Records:

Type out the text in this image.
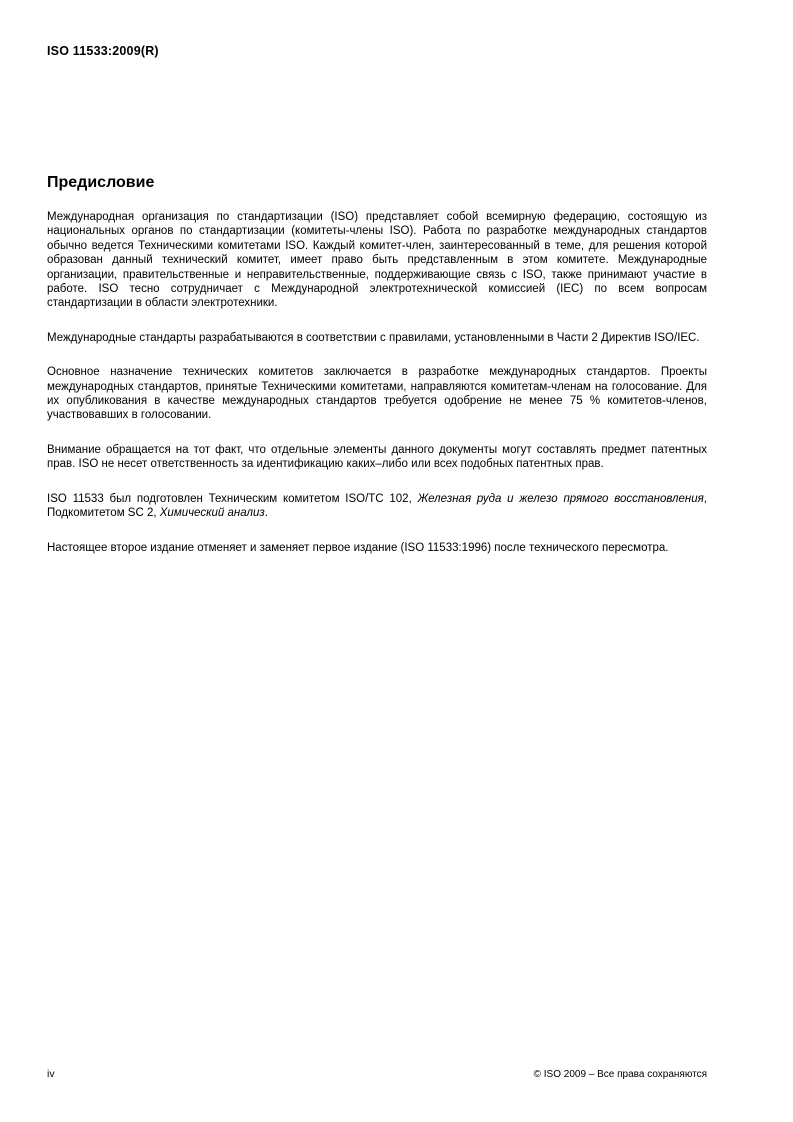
ISO 11533:2009(R)
Предисловие

Международная организация по стандартизации (ISO) представляет собой всемирную федерацию, состоящую из национальных органов по стандартизации (комитеты-члены ISO). Работа по разработке международных стандартов обычно ведется Техническими комитетами ISO. Каждый комитет-член, заинтересованный в теме, для решения которой образован данный технический комитет, имеет право быть представленным в этом комитете. Международные организации, правительственные и неправительственные, поддерживающие связь с ISO, также принимают участие в работе. ISO тесно сотрудничает с Международной электротехнической комиссией (IEC) по всем вопросам стандартизации в области электротехники.

Международные стандарты разрабатываются в соответствии с правилами, установленными в Части 2 Директив ISO/IEC.

Основное назначение технических комитетов заключается в разработке международных стандартов. Проекты международных стандартов, принятые Техническими комитетами, направляются комитетам-членам на голосование. Для их опубликования в качестве международных стандартов требуется одобрение не менее 75 % комитетов-членов, участвовавших в голосовании.

Внимание обращается на тот факт, что отдельные элементы данного документы могут составлять предмет патентных прав. ISO не несет ответственность за идентификацию каких–либо или всех подобных патентных прав.

ISO 11533 был подготовлен Техническим комитетом ISO/TC 102, Железная руда и железо прямого восстановления, Подкомитетом SC 2, Химический анализ.

Настоящее второе издание отменяет и заменяет первое издание (ISO 11533:1996) после технического пересмотра.

iv	© ISO 2009 – Все права сохраняются
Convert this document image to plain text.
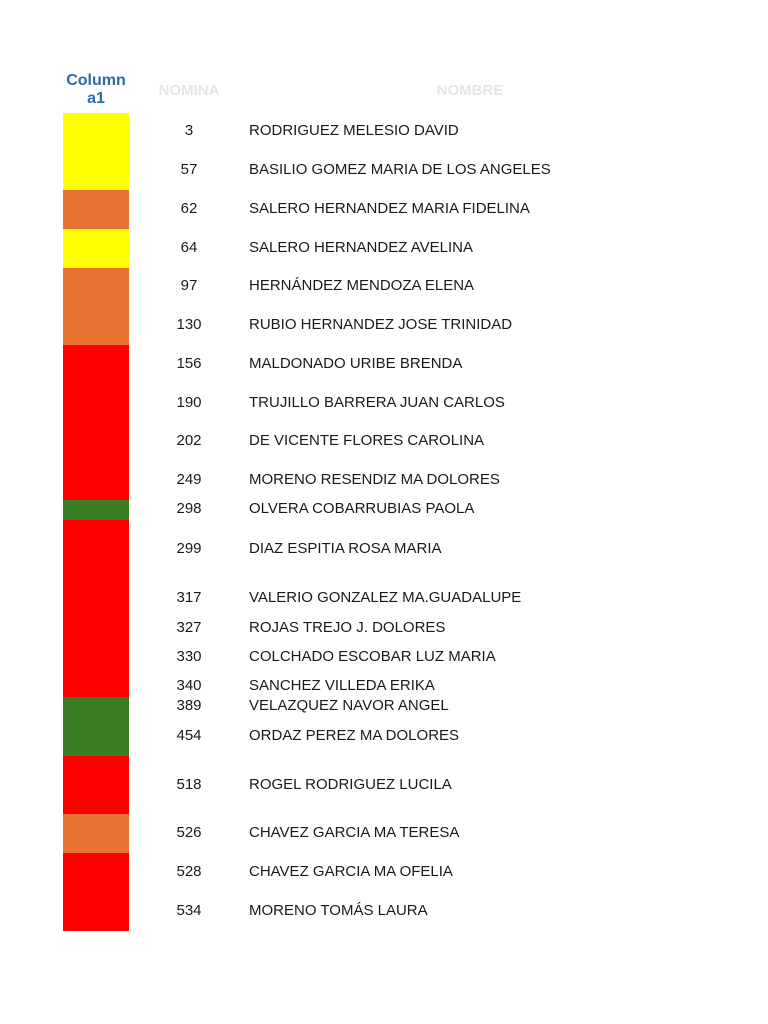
Column a1	NOMINA	NOMBRE
3	RODRIGUEZ MELESIO DAVID
57	BASILIO GOMEZ MARIA DE LOS ANGELES
62	SALERO HERNANDEZ MARIA FIDELINA
64	SALERO HERNANDEZ AVELINA
97	HERNÁNDEZ MENDOZA ELENA
130	RUBIO HERNANDEZ JOSE TRINIDAD
156	MALDONADO URIBE BRENDA
190	TRUJILLO BARRERA JUAN CARLOS
202	DE VICENTE FLORES CAROLINA
249	MORENO RESENDIZ MA DOLORES
298	OLVERA COBARRUBIAS PAOLA
299	DIAZ ESPITIA ROSA MARIA
317	VALERIO GONZALEZ MA.GUADALUPE
327	ROJAS TREJO J. DOLORES
330	COLCHADO ESCOBAR LUZ MARIA
340	SANCHEZ VILLEDA ERIKA
389	VELAZQUEZ NAVOR ANGEL
454	ORDAZ PEREZ MA DOLORES
518	ROGEL RODRIGUEZ LUCILA
526	CHAVEZ GARCIA MA TERESA
528	CHAVEZ GARCIA MA OFELIA
534	MORENO TOMÁS LAURA
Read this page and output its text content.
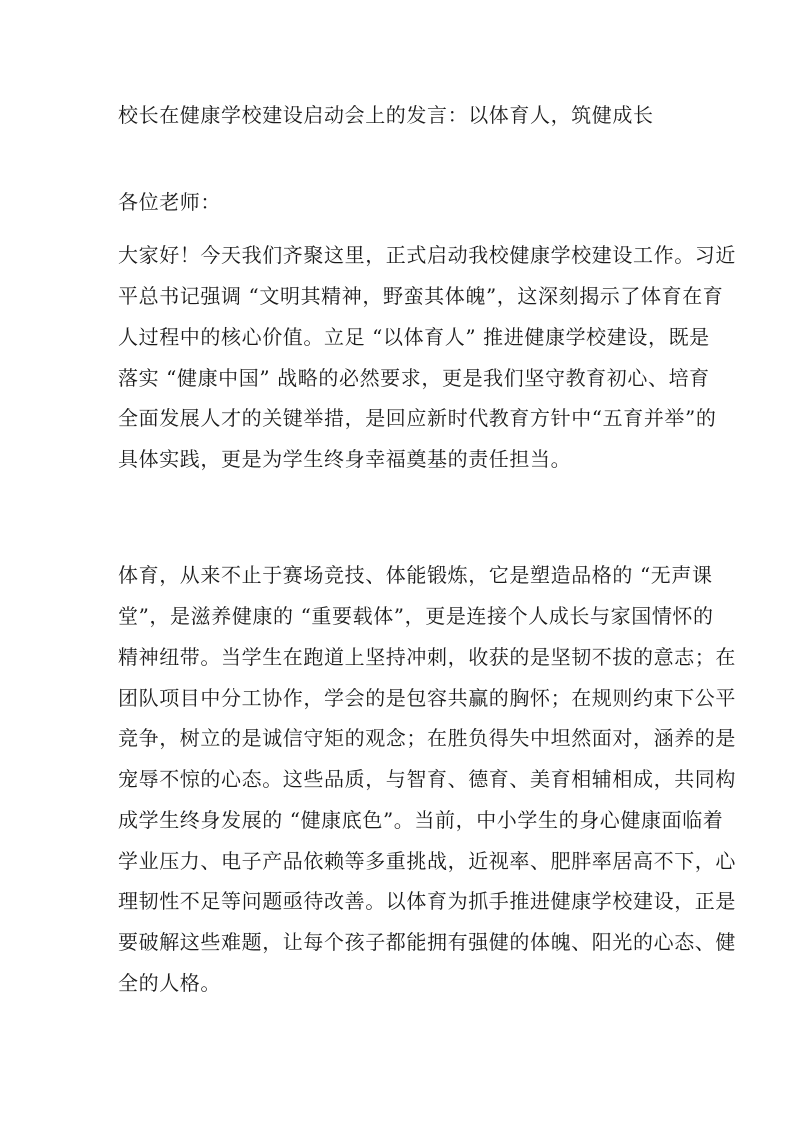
校长在健康学校建设启动会上的发言：以体育人，筑健成长
各位老师：
大家好！今天我们齐聚这里，正式启动我校健康学校建设工作。习近
平总书记强调 “文明其精神，野蛮其体魄”，这深刻揭示了体育在育
人过程中的核心价值。立足 “以体育人” 推进健康学校建设，既是
落实 “健康中国” 战略的必然要求，更是我们坚守教育初心、培育
全面发展人才的关键举措，是回应新时代教育方针中“五育并举”的
具体实践，更是为学生终身幸福奠基的责任担当。
体育，从来不止于赛场竞技、体能锻炼，它是塑造品格的 “无声课
堂”，是滋养健康的 “重要载体”，更是连接个人成长与家国情怀的
精神纽带。当学生在跑道上坚持冲刺，收获的是坚韧不拔的意志；在
团队项目中分工协作，学会的是包容共赢的胸怀；在规则约束下公平
竞争，树立的是诚信守矩的观念；在胜负得失中坦然面对，涵养的是
宠辱不惊的心态。这些品质，与智育、德育、美育相辅相成，共同构
成学生终身发展的 “健康底色”。当前，中小学生的身心健康面临着
学业压力、电子产品依赖等多重挑战，近视率、肥胖率居高不下，心
理韧性不足等问题亟待改善。以体育为抓手推进健康学校建设，正是
要破解这些难题，让每个孩子都能拥有强健的体魄、阳光的心态、健
全的人格。
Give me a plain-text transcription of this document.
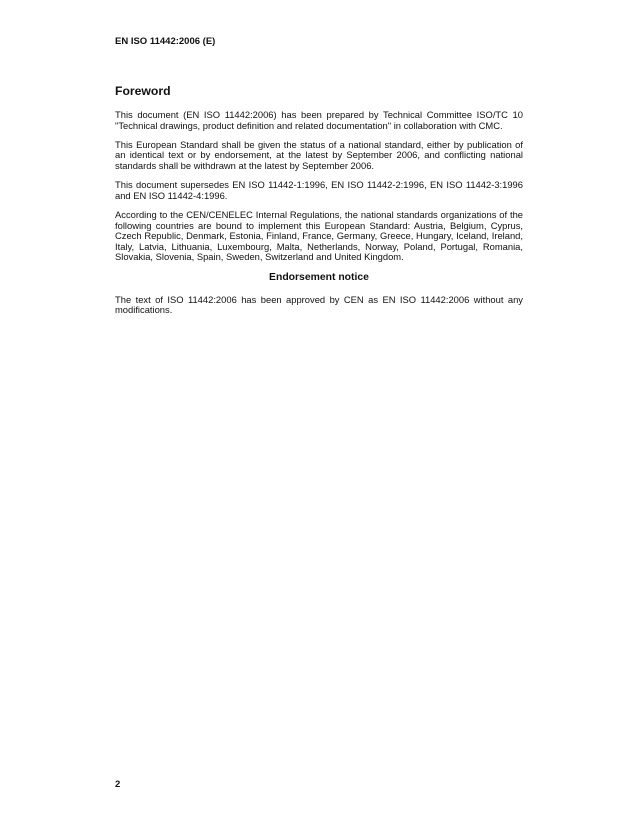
EN ISO 11442:2006 (E)
Foreword

This document (EN ISO 11442:2006) has been prepared by Technical Committee ISO/TC 10 "Technical drawings, product definition and related documentation" in collaboration with CMC.

This European Standard shall be given the status of a national standard, either by publication of an identical text or by endorsement, at the latest by September 2006, and conflicting national standards shall be withdrawn at the latest by September 2006.

This document supersedes EN ISO 11442-1:1996, EN ISO 11442-2:1996, EN ISO 11442-3:1996 and EN ISO 11442-4:1996.

According to the CEN/CENELEC Internal Regulations, the national standards organizations of the following countries are bound to implement this European Standard: Austria, Belgium, Cyprus, Czech Republic, Denmark, Estonia, Finland, France, Germany, Greece, Hungary, Iceland, Ireland, Italy, Latvia, Lithuania, Luxembourg, Malta, Netherlands, Norway, Poland, Portugal, Romania, Slovakia, Slovenia, Spain, Sweden, Switzerland and United Kingdom.

Endorsement notice

The text of ISO 11442:2006 has been approved by CEN as EN ISO 11442:2006 without any modifications.

2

§ Your goal:
Leave images out of the retyped records; keep all else exact.

§ In response:
Type out the text in this image.
ISO 11533:2009(R)
Предисловие

Международная организация по стандартизации (ISO) представляет собой всемирную федерацию, состоящую из национальных органов по стандартизации (комитеты-члены ISO). Работа по разработке международных стандартов обычно ведется Техническими комитетами ISO. Каждый комитет-член, заинтересованный в теме, для решения которой образован данный технический комитет, имеет право быть представленным в этом комитете. Международные организации, правительственные и неправительственные, поддерживающие связь с ISO, также принимают участие в работе. ISO тесно сотрудничает с Международной электротехнической комиссией (IEC) по всем вопросам стандартизации в области электротехники.

Международные стандарты разрабатываются в соответствии с правилами, установленными в Части 2 Директив ISO/IEC.

Основное назначение технических комитетов заключается в разработке международных стандартов. Проекты международных стандартов, принятые Техническими комитетами, направляются комитетам-членам на голосование. Для их опубликования в качестве международных стандартов требуется одобрение не менее 75 % комитетов-членов, участвовавших в голосовании.

Внимание обращается на тот факт, что отдельные элементы данного документы могут составлять предмет патентных прав. ISO не несет ответственность за идентификацию каких–либо или всех подобных патентных прав.

ISO 11533 был подготовлен Техническим комитетом ISO/TC 102, Железная руда и железо прямого восстановления, Подкомитетом SC 2, Химический анализ.

Настоящее второе издание отменяет и заменяет первое издание (ISO 11533:1996) после технического пересмотра.

iv	© ISO 2009 – Все права сохраняются
Convert this document image to plain text.
Column a1	NOMINA	NOMBRE
3	RODRIGUEZ MELESIO DAVID
57	BASILIO GOMEZ MARIA DE LOS ANGELES
62	SALERO HERNANDEZ MARIA FIDELINA
64	SALERO HERNANDEZ AVELINA
97	HERNÁNDEZ MENDOZA ELENA
130	RUBIO HERNANDEZ JOSE TRINIDAD
156	MALDONADO URIBE BRENDA
190	TRUJILLO BARRERA JUAN CARLOS
202	DE VICENTE FLORES CAROLINA
249	MORENO RESENDIZ MA DOLORES
298	OLVERA COBARRUBIAS PAOLA
299	DIAZ ESPITIA ROSA MARIA
317	VALERIO GONZALEZ MA.GUADALUPE
327	ROJAS TREJO J. DOLORES
330	COLCHADO ESCOBAR LUZ MARIA
340	SANCHEZ VILLEDA ERIKA
389	VELAZQUEZ NAVOR ANGEL
454	ORDAZ PEREZ MA DOLORES
518	ROGEL RODRIGUEZ LUCILA
526	CHAVEZ GARCIA MA TERESA
528	CHAVEZ GARCIA MA OFELIA
534	MORENO TOMÁS LAURA
Read this page and output its text content.
校长在健康学校建设启动会上的发言：以体育人，筑健成长
各位老师：
大家好！今天我们齐聚这里，正式启动我校健康学校建设工作。习近
平总书记强调 “文明其精神，野蛮其体魄”，这深刻揭示了体育在育
人过程中的核心价值。立足 “以体育人” 推进健康学校建设，既是
落实 “健康中国” 战略的必然要求，更是我们坚守教育初心、培育
全面发展人才的关键举措，是回应新时代教育方针中“五育并举”的
具体实践，更是为学生终身幸福奠基的责任担当。
体育，从来不止于赛场竞技、体能锻炼，它是塑造品格的 “无声课
堂”，是滋养健康的 “重要载体”，更是连接个人成长与家国情怀的
精神纽带。当学生在跑道上坚持冲刺，收获的是坚韧不拔的意志；在
团队项目中分工协作，学会的是包容共赢的胸怀；在规则约束下公平
竞争，树立的是诚信守矩的观念；在胜负得失中坦然面对，涵养的是
宠辱不惊的心态。这些品质，与智育、德育、美育相辅相成，共同构
成学生终身发展的 “健康底色”。当前，中小学生的身心健康面临着
学业压力、电子产品依赖等多重挑战，近视率、肥胖率居高不下，心
理韧性不足等问题亟待改善。以体育为抓手推进健康学校建设，正是
要破解这些难题，让每个孩子都能拥有强健的体魄、阳光的心态、健
全的人格。
Give me a plain-text transcription of this document.
EN ISO 11442:2006 (E)
Foreword

This document (EN ISO 11442:2006) has been prepared by Technical Committee ISO/TC 10 "Technical drawings, product definition and related documentation" in collaboration with CMC.

This European Standard shall be given the status of a national standard, either by publication of an identical text or by endorsement, at the latest by September 2006, and conflicting national standards shall be withdrawn at the latest by September 2006.

This document supersedes EN ISO 11442-1:1996, EN ISO 11442-2:1996, EN ISO 11442-3:1996 and EN ISO 11442-4:1996.

According to the CEN/CENELEC Internal Regulations, the national standards organizations of the following countries are bound to implement this European Standard: Austria, Belgium, Cyprus, Czech Republic, Denmark, Estonia, Finland, France, Germany, Greece, Hungary, Iceland, Ireland, Italy, Latvia, Lithuania, Luxembourg, Malta, Netherlands, Norway, Poland, Portugal, Romania, Slovakia, Slovenia, Spain, Sweden, Switzerland and United Kingdom.

Endorsement notice

The text of ISO 11442:2006 has been approved by CEN as EN ISO 11442:2006 without any modifications.

2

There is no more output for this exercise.